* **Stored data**
--- --- ---
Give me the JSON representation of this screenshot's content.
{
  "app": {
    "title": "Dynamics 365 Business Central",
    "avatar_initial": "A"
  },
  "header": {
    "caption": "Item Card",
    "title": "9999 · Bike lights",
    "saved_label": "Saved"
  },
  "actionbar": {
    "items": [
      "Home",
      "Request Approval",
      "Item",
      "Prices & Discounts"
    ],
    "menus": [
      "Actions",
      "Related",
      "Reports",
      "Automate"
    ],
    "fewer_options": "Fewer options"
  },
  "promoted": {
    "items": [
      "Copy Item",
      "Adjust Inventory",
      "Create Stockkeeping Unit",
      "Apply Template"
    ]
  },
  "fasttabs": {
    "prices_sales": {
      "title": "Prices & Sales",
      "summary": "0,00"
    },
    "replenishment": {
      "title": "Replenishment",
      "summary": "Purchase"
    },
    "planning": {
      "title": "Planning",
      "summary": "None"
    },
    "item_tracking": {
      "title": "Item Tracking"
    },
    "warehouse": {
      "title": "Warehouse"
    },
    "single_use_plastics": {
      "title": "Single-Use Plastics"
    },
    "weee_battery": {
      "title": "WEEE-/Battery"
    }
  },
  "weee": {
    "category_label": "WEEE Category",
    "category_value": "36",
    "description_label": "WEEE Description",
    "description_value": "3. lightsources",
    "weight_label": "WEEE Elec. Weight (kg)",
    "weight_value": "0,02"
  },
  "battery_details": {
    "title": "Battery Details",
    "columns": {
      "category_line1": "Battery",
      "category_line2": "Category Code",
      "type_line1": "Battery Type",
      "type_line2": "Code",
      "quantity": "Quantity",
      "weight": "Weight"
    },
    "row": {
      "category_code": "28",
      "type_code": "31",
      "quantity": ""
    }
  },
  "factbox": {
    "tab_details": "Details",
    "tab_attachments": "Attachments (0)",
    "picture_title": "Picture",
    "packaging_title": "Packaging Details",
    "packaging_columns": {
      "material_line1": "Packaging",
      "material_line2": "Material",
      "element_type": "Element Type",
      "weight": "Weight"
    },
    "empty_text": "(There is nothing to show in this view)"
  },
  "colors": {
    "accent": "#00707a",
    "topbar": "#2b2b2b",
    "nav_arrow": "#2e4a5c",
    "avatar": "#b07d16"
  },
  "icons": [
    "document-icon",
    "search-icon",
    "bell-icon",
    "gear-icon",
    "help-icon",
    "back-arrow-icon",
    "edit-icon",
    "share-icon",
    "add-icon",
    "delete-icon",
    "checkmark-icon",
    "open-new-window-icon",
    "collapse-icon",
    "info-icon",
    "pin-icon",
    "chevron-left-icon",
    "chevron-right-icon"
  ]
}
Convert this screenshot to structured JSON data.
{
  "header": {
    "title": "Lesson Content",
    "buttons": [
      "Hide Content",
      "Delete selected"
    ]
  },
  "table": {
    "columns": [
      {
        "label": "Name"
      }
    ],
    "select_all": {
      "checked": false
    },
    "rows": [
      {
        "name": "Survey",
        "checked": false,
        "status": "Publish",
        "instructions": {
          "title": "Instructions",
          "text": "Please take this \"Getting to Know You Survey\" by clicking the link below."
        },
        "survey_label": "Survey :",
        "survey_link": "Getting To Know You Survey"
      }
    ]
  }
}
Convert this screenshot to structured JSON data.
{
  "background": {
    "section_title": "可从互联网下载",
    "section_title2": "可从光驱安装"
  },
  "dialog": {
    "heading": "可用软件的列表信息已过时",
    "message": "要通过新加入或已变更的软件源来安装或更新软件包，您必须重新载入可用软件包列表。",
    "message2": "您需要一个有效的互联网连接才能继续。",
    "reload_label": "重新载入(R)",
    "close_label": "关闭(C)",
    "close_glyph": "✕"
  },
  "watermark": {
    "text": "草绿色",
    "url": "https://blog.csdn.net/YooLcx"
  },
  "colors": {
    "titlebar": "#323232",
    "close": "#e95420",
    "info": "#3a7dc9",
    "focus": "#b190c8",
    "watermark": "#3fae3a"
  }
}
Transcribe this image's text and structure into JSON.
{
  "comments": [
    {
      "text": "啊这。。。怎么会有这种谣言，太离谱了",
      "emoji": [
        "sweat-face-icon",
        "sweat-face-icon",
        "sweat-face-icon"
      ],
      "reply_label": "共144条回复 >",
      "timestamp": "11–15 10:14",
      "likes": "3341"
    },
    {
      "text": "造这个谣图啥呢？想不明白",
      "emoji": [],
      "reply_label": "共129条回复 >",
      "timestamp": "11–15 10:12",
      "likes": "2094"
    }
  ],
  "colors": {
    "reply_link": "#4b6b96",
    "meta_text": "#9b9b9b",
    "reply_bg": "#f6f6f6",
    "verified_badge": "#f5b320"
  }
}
--- --- ---
* **Goal**
Please reproduce every line of the material word for word.

* **Response to this task**
Give me the JSON representation of this screenshot's content.
{
  "app": {
    "title": "Dynamics 365 Business Central",
    "avatar_initial": "A"
  },
  "header": {
    "caption": "Item Card",
    "title": "9999 · Bike lights",
    "saved_label": "Saved"
  },
  "actionbar": {
    "items": [
      "Home",
      "Request Approval",
      "Item",
      "Prices & Discounts"
    ],
    "menus": [
      "Actions",
      "Related",
      "Reports",
      "Automate"
    ],
    "fewer_options": "Fewer options"
  },
  "promoted": {
    "items": [
      "Copy Item",
      "Adjust Inventory",
      "Create Stockkeeping Unit",
      "Apply Template"
    ]
  },
  "fasttabs": {
    "prices_sales": {
      "title": "Prices & Sales",
      "summary": "0,00"
    },
    "replenishment": {
      "title": "Replenishment",
      "summary": "Purchase"
    },
    "planning": {
      "title": "Planning",
      "summary": "None"
    },
    "item_tracking": {
      "title": "Item Tracking"
    },
    "warehouse": {
      "title": "Warehouse"
    },
    "single_use_plastics": {
      "title": "Single-Use Plastics"
    },
    "weee_battery": {
      "title": "WEEE-/Battery"
    }
  },
  "weee": {
    "category_label": "WEEE Category",
    "category_value": "36",
    "description_label": "WEEE Description",
    "description_value": "3. lightsources",
    "weight_label": "WEEE Elec. Weight (kg)",
    "weight_value": "0,02"
  },
  "battery_details": {
    "title": "Battery Details",
    "columns": {
      "category_line1": "Battery",
      "category_line2": "Category Code",
      "type_line1": "Battery Type",
      "type_line2": "Code",
      "quantity": "Quantity",
      "weight": "Weight"
    },
    "row": {
      "category_code": "28",
      "type_code": "31",
      "quantity": ""
    }
  },
  "factbox": {
    "tab_details": "Details",
    "tab_attachments": "Attachments (0)",
    "picture_title": "Picture",
    "packaging_title": "Packaging Details",
    "packaging_columns": {
      "material_line1": "Packaging",
      "material_line2": "Material",
      "element_type": "Element Type",
      "weight": "Weight"
    },
    "empty_text": "(There is nothing to show in this view)"
  },
  "colors": {
    "accent": "#00707a",
    "topbar": "#2b2b2b",
    "nav_arrow": "#2e4a5c",
    "avatar": "#b07d16"
  },
  "icons": [
    "document-icon",
    "search-icon",
    "bell-icon",
    "gear-icon",
    "help-icon",
    "back-arrow-icon",
    "edit-icon",
    "share-icon",
    "add-icon",
    "delete-icon",
    "checkmark-icon",
    "open-new-window-icon",
    "collapse-icon",
    "info-icon",
    "pin-icon",
    "chevron-left-icon",
    "chevron-right-icon"
  ]
}
Convert this screenshot to structured JSON data.
{
  "header": {
    "title": "Lesson Content",
    "buttons": [
      "Hide Content",
      "Delete selected"
    ]
  },
  "table": {
    "columns": [
      {
        "label": "Name"
      }
    ],
    "select_all": {
      "checked": false
    },
    "rows": [
      {
        "name": "Survey",
        "checked": false,
        "status": "Publish",
        "instructions": {
          "title": "Instructions",
          "text": "Please take this \"Getting to Know You Survey\" by clicking the link below."
        },
        "survey_label": "Survey :",
        "survey_link": "Getting To Know You Survey"
      }
    ]
  }
}
Convert this screenshot to structured JSON data.
{
  "background": {
    "section_title": "可从互联网下载",
    "section_title2": "可从光驱安装"
  },
  "dialog": {
    "heading": "可用软件的列表信息已过时",
    "message": "要通过新加入或已变更的软件源来安装或更新软件包，您必须重新载入可用软件包列表。",
    "message2": "您需要一个有效的互联网连接才能继续。",
    "reload_label": "重新载入(R)",
    "close_label": "关闭(C)",
    "close_glyph": "✕"
  },
  "watermark": {
    "text": "草绿色",
    "url": "https://blog.csdn.net/YooLcx"
  },
  "colors": {
    "titlebar": "#323232",
    "close": "#e95420",
    "info": "#3a7dc9",
    "focus": "#b190c8",
    "watermark": "#3fae3a"
  }
}
Transcribe this image's text and structure into JSON.
{
  "comments": [
    {
      "text": "啊这。。。怎么会有这种谣言，太离谱了",
      "emoji": [
        "sweat-face-icon",
        "sweat-face-icon",
        "sweat-face-icon"
      ],
      "reply_label": "共144条回复 >",
      "timestamp": "11–15 10:14",
      "likes": "3341"
    },
    {
      "text": "造这个谣图啥呢？想不明白",
      "emoji": [],
      "reply_label": "共129条回复 >",
      "timestamp": "11–15 10:12",
      "likes": "2094"
    }
  ],
  "colors": {
    "reply_link": "#4b6b96",
    "meta_text": "#9b9b9b",
    "reply_bg": "#f6f6f6",
    "verified_badge": "#f5b320"
  }
}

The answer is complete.